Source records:
=-=-=-=-=

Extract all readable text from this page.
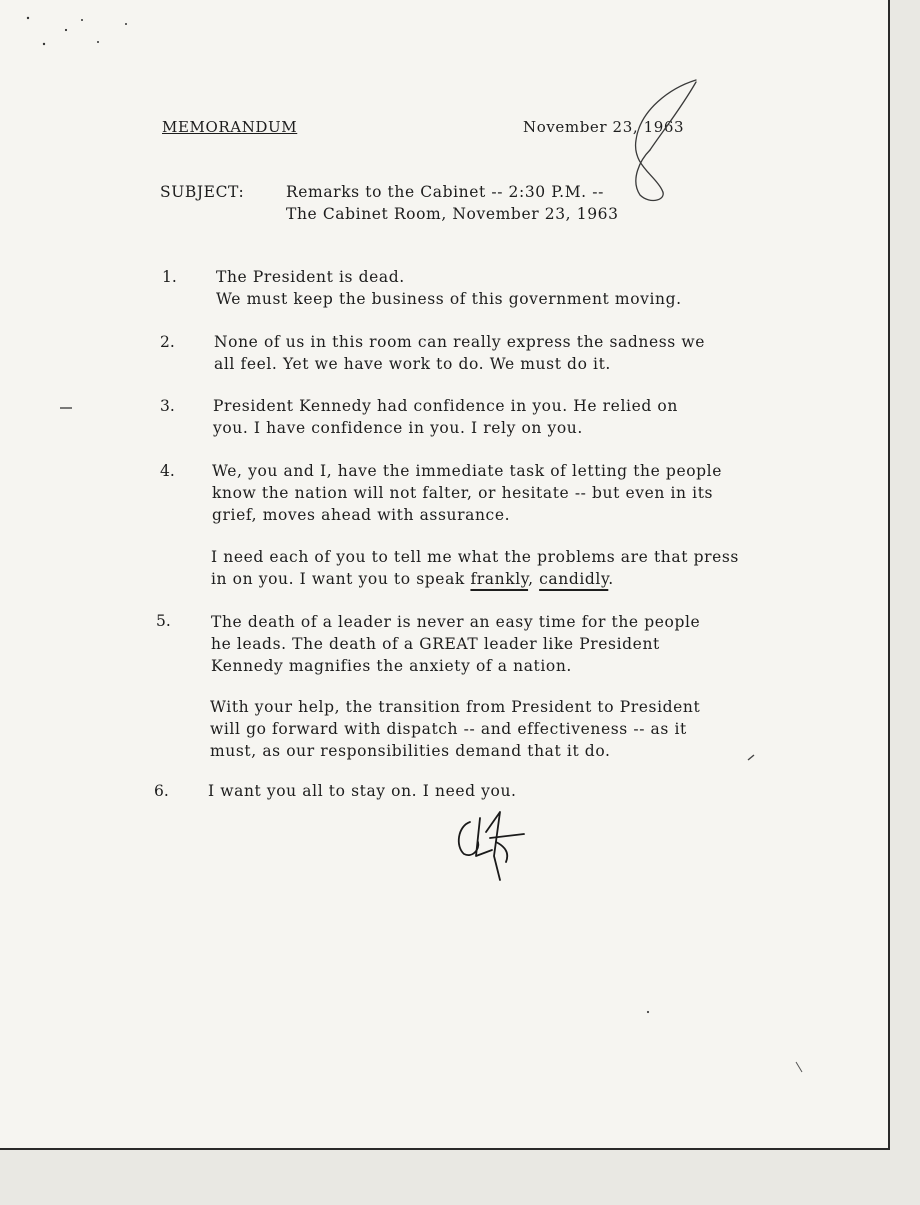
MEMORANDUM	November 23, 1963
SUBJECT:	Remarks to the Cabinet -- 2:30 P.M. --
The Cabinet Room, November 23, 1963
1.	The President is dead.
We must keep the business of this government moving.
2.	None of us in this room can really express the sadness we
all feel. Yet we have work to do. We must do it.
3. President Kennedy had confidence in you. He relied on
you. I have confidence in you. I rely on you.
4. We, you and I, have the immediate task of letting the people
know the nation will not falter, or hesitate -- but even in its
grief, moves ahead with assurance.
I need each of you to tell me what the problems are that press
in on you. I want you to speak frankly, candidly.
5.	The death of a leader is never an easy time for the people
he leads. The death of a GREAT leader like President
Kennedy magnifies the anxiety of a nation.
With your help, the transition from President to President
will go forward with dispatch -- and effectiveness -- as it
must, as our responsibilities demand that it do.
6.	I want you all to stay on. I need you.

=-=-=-=-=

Given problem: Return each line from the material above exactly, but not the pictures.

Response to this exercise:
Extract all readable text from this page.
MEMORANDUM	November 23, 1963
SUBJECT:	Remarks to the Cabinet -- 2:30 P.M. --
The Cabinet Room, November 23, 1963
1.	The President is dead.
We must keep the business of this government moving.
2.	None of us in this room can really express the sadness we
all feel. Yet we have work to do. We must do it.
3. President Kennedy had confidence in you. He relied on
you. I have confidence in you. I rely on you.
4. We, you and I, have the immediate task of letting the people
know the nation will not falter, or hesitate -- but even in its
grief, moves ahead with assurance.
I need each of you to tell me what the problems are that press
in on you. I want you to speak frankly, candidly.
5.	The death of a leader is never an easy time for the people
he leads. The death of a GREAT leader like President
Kennedy magnifies the anxiety of a nation.
With your help, the transition from President to President
will go forward with dispatch -- and effectiveness -- as it
must, as our responsibilities demand that it do.
6.	I want you all to stay on. I need you.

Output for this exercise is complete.